== PROMPT ==
Present the following data again exactly as it is shown.

========

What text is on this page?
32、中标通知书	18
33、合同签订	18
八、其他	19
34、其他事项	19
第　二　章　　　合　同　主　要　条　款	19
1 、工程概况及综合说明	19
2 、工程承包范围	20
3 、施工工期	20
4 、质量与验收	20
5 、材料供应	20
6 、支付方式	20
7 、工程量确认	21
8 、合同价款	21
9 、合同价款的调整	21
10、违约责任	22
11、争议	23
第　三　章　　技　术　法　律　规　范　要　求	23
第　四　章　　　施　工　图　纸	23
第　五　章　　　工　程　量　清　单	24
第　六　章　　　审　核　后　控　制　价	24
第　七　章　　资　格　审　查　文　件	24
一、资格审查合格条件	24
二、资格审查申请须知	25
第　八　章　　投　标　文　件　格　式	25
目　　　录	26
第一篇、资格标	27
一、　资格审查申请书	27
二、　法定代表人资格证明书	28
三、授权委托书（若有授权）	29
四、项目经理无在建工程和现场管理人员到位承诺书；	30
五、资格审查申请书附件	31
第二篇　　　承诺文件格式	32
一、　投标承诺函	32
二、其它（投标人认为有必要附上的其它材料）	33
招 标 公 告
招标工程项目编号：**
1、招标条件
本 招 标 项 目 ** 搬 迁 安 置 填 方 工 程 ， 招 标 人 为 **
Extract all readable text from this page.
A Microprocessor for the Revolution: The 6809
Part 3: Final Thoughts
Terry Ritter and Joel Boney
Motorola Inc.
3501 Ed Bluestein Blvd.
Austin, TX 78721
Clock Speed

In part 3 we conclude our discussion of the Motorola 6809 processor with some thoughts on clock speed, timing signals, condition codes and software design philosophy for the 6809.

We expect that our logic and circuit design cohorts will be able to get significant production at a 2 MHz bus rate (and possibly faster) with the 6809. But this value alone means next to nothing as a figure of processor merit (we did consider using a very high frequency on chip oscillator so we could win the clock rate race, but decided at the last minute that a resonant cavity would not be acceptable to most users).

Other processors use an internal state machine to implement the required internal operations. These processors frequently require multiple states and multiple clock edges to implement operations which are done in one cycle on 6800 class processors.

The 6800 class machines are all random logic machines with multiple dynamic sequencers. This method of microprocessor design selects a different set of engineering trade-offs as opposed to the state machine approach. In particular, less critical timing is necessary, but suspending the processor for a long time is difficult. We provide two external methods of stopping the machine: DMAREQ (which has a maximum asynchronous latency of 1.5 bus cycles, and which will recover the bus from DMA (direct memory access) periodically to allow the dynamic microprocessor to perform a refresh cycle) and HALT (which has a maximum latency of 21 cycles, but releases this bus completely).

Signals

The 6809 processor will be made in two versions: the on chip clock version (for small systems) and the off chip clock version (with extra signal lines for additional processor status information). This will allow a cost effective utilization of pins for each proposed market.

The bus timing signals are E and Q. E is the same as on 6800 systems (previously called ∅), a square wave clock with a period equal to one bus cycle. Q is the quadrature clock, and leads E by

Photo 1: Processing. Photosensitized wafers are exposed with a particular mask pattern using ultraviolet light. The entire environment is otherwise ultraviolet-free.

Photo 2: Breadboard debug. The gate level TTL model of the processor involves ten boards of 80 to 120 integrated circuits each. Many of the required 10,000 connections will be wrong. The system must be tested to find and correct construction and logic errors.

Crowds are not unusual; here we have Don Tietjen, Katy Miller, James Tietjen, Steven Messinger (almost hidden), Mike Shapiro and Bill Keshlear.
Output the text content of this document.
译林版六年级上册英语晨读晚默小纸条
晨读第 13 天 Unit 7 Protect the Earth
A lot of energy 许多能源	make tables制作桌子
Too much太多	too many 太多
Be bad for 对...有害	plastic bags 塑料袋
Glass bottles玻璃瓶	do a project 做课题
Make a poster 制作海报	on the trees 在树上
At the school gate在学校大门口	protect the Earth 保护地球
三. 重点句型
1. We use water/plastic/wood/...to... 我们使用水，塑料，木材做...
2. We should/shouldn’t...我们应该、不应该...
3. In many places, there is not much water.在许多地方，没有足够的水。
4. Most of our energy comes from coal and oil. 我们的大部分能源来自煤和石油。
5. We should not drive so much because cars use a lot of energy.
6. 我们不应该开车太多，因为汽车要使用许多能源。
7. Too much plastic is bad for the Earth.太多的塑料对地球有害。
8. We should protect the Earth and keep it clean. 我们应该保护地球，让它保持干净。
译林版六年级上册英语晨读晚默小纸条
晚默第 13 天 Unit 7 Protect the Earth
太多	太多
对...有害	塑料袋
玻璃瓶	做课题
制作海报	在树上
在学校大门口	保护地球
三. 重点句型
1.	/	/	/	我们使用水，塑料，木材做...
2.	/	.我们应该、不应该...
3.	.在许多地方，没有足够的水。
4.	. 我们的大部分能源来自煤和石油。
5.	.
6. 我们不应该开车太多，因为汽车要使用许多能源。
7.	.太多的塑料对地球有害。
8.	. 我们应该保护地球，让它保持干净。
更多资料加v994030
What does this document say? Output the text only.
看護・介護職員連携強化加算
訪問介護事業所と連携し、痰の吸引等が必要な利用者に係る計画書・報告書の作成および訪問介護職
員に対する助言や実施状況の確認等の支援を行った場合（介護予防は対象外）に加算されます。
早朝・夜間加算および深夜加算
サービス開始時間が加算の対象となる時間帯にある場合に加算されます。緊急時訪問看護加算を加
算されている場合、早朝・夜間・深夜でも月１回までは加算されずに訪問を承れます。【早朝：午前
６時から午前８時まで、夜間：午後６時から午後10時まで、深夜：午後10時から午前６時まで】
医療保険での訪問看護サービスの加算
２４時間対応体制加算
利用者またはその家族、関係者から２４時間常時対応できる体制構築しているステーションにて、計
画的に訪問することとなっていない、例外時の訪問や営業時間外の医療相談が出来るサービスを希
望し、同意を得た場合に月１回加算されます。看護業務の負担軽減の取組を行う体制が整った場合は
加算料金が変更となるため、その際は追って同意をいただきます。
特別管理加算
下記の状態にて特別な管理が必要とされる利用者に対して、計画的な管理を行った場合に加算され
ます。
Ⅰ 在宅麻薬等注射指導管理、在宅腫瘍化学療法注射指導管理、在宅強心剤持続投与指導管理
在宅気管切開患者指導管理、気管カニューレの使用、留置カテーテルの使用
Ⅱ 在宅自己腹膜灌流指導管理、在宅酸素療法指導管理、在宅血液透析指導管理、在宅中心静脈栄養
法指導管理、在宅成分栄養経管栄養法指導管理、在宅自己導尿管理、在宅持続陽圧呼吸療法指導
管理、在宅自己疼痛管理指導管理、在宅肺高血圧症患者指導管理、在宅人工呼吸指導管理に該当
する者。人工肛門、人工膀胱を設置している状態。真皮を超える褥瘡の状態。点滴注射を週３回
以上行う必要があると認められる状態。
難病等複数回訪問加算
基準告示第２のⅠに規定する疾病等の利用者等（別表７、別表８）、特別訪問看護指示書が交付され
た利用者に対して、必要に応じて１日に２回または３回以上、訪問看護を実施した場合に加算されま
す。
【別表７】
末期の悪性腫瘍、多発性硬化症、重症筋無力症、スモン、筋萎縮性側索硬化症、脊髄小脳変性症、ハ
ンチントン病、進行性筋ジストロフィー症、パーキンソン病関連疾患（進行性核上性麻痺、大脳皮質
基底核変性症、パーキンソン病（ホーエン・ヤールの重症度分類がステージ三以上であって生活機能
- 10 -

========

== REPLY ==
What text is on this page?
32、中标通知书	18
33、合同签订	18
八、其他	19
34、其他事项	19
第　二　章　　　合　同　主　要　条　款	19
1 、工程概况及综合说明	19
2 、工程承包范围	20
3 、施工工期	20
4 、质量与验收	20
5 、材料供应	20
6 、支付方式	20
7 、工程量确认	21
8 、合同价款	21
9 、合同价款的调整	21
10、违约责任	22
11、争议	23
第　三　章　　技　术　法　律　规　范　要　求	23
第　四　章　　　施　工　图　纸	23
第　五　章　　　工　程　量　清　单	24
第　六　章　　　审　核　后　控　制　价	24
第　七　章　　资　格　审　查　文　件	24
一、资格审查合格条件	24
二、资格审查申请须知	25
第　八　章　　投　标　文　件　格　式	25
目　　　录	26
第一篇、资格标	27
一、　资格审查申请书	27
二、　法定代表人资格证明书	28
三、授权委托书（若有授权）	29
四、项目经理无在建工程和现场管理人员到位承诺书；	30
五、资格审查申请书附件	31
第二篇　　　承诺文件格式	32
一、　投标承诺函	32
二、其它（投标人认为有必要附上的其它材料）	33
招 标 公 告
招标工程项目编号：**
1、招标条件
本 招 标 项 目 ** 搬 迁 安 置 填 方 工 程 ， 招 标 人 为 **
Extract all readable text from this page.
A Microprocessor for the Revolution: The 6809
Part 3: Final Thoughts
Terry Ritter and Joel Boney
Motorola Inc.
3501 Ed Bluestein Blvd.
Austin, TX 78721
Clock Speed

In part 3 we conclude our discussion of the Motorola 6809 processor with some thoughts on clock speed, timing signals, condition codes and software design philosophy for the 6809.

We expect that our logic and circuit design cohorts will be able to get significant production at a 2 MHz bus rate (and possibly faster) with the 6809. But this value alone means next to nothing as a figure of processor merit (we did consider using a very high frequency on chip oscillator so we could win the clock rate race, but decided at the last minute that a resonant cavity would not be acceptable to most users).

Other processors use an internal state machine to implement the required internal operations. These processors frequently require multiple states and multiple clock edges to implement operations which are done in one cycle on 6800 class processors.

The 6800 class machines are all random logic machines with multiple dynamic sequencers. This method of microprocessor design selects a different set of engineering trade-offs as opposed to the state machine approach. In particular, less critical timing is necessary, but suspending the processor for a long time is difficult. We provide two external methods of stopping the machine: DMAREQ (which has a maximum asynchronous latency of 1.5 bus cycles, and which will recover the bus from DMA (direct memory access) periodically to allow the dynamic microprocessor to perform a refresh cycle) and HALT (which has a maximum latency of 21 cycles, but releases this bus completely).

Signals

The 6809 processor will be made in two versions: the on chip clock version (for small systems) and the off chip clock version (with extra signal lines for additional processor status information). This will allow a cost effective utilization of pins for each proposed market.

The bus timing signals are E and Q. E is the same as on 6800 systems (previously called ∅), a square wave clock with a period equal to one bus cycle. Q is the quadrature clock, and leads E by

Photo 1: Processing. Photosensitized wafers are exposed with a particular mask pattern using ultraviolet light. The entire environment is otherwise ultraviolet-free.

Photo 2: Breadboard debug. The gate level TTL model of the processor involves ten boards of 80 to 120 integrated circuits each. Many of the required 10,000 connections will be wrong. The system must be tested to find and correct construction and logic errors.

Crowds are not unusual; here we have Don Tietjen, Katy Miller, James Tietjen, Steven Messinger (almost hidden), Mike Shapiro and Bill Keshlear.
Output the text content of this document.
译林版六年级上册英语晨读晚默小纸条
晨读第 13 天 Unit 7 Protect the Earth
A lot of energy 许多能源	make tables制作桌子
Too much太多	too many 太多
Be bad for 对...有害	plastic bags 塑料袋
Glass bottles玻璃瓶	do a project 做课题
Make a poster 制作海报	on the trees 在树上
At the school gate在学校大门口	protect the Earth 保护地球
三. 重点句型
1. We use water/plastic/wood/...to... 我们使用水，塑料，木材做...
2. We should/shouldn’t...我们应该、不应该...
3. In many places, there is not much water.在许多地方，没有足够的水。
4. Most of our energy comes from coal and oil. 我们的大部分能源来自煤和石油。
5. We should not drive so much because cars use a lot of energy.
6. 我们不应该开车太多，因为汽车要使用许多能源。
7. Too much plastic is bad for the Earth.太多的塑料对地球有害。
8. We should protect the Earth and keep it clean. 我们应该保护地球，让它保持干净。
译林版六年级上册英语晨读晚默小纸条
晚默第 13 天 Unit 7 Protect the Earth
太多	太多
对...有害	塑料袋
玻璃瓶	做课题
制作海报	在树上
在学校大门口	保护地球
三. 重点句型
1.	/	/	/	我们使用水，塑料，木材做...
2.	/	.我们应该、不应该...
3.	.在许多地方，没有足够的水。
4.	. 我们的大部分能源来自煤和石油。
5.	.
6. 我们不应该开车太多，因为汽车要使用许多能源。
7.	.太多的塑料对地球有害。
8.	. 我们应该保护地球，让它保持干净。
更多资料加v994030
What does this document say? Output the text only.
看護・介護職員連携強化加算
訪問介護事業所と連携し、痰の吸引等が必要な利用者に係る計画書・報告書の作成および訪問介護職
員に対する助言や実施状況の確認等の支援を行った場合（介護予防は対象外）に加算されます。
早朝・夜間加算および深夜加算
サービス開始時間が加算の対象となる時間帯にある場合に加算されます。緊急時訪問看護加算を加
算されている場合、早朝・夜間・深夜でも月１回までは加算されずに訪問を承れます。【早朝：午前
６時から午前８時まで、夜間：午後６時から午後10時まで、深夜：午後10時から午前６時まで】
医療保険での訪問看護サービスの加算
２４時間対応体制加算
利用者またはその家族、関係者から２４時間常時対応できる体制構築しているステーションにて、計
画的に訪問することとなっていない、例外時の訪問や営業時間外の医療相談が出来るサービスを希
望し、同意を得た場合に月１回加算されます。看護業務の負担軽減の取組を行う体制が整った場合は
加算料金が変更となるため、その際は追って同意をいただきます。
特別管理加算
下記の状態にて特別な管理が必要とされる利用者に対して、計画的な管理を行った場合に加算され
ます。
Ⅰ 在宅麻薬等注射指導管理、在宅腫瘍化学療法注射指導管理、在宅強心剤持続投与指導管理
在宅気管切開患者指導管理、気管カニューレの使用、留置カテーテルの使用
Ⅱ 在宅自己腹膜灌流指導管理、在宅酸素療法指導管理、在宅血液透析指導管理、在宅中心静脈栄養
法指導管理、在宅成分栄養経管栄養法指導管理、在宅自己導尿管理、在宅持続陽圧呼吸療法指導
管理、在宅自己疼痛管理指導管理、在宅肺高血圧症患者指導管理、在宅人工呼吸指導管理に該当
する者。人工肛門、人工膀胱を設置している状態。真皮を超える褥瘡の状態。点滴注射を週３回
以上行う必要があると認められる状態。
難病等複数回訪問加算
基準告示第２のⅠに規定する疾病等の利用者等（別表７、別表８）、特別訪問看護指示書が交付され
た利用者に対して、必要に応じて１日に２回または３回以上、訪問看護を実施した場合に加算されま
す。
【別表７】
末期の悪性腫瘍、多発性硬化症、重症筋無力症、スモン、筋萎縮性側索硬化症、脊髄小脳変性症、ハ
ンチントン病、進行性筋ジストロフィー症、パーキンソン病関連疾患（進行性核上性麻痺、大脳皮質
基底核変性症、パーキンソン病（ホーエン・ヤールの重症度分類がステージ三以上であって生活機能
- 10 -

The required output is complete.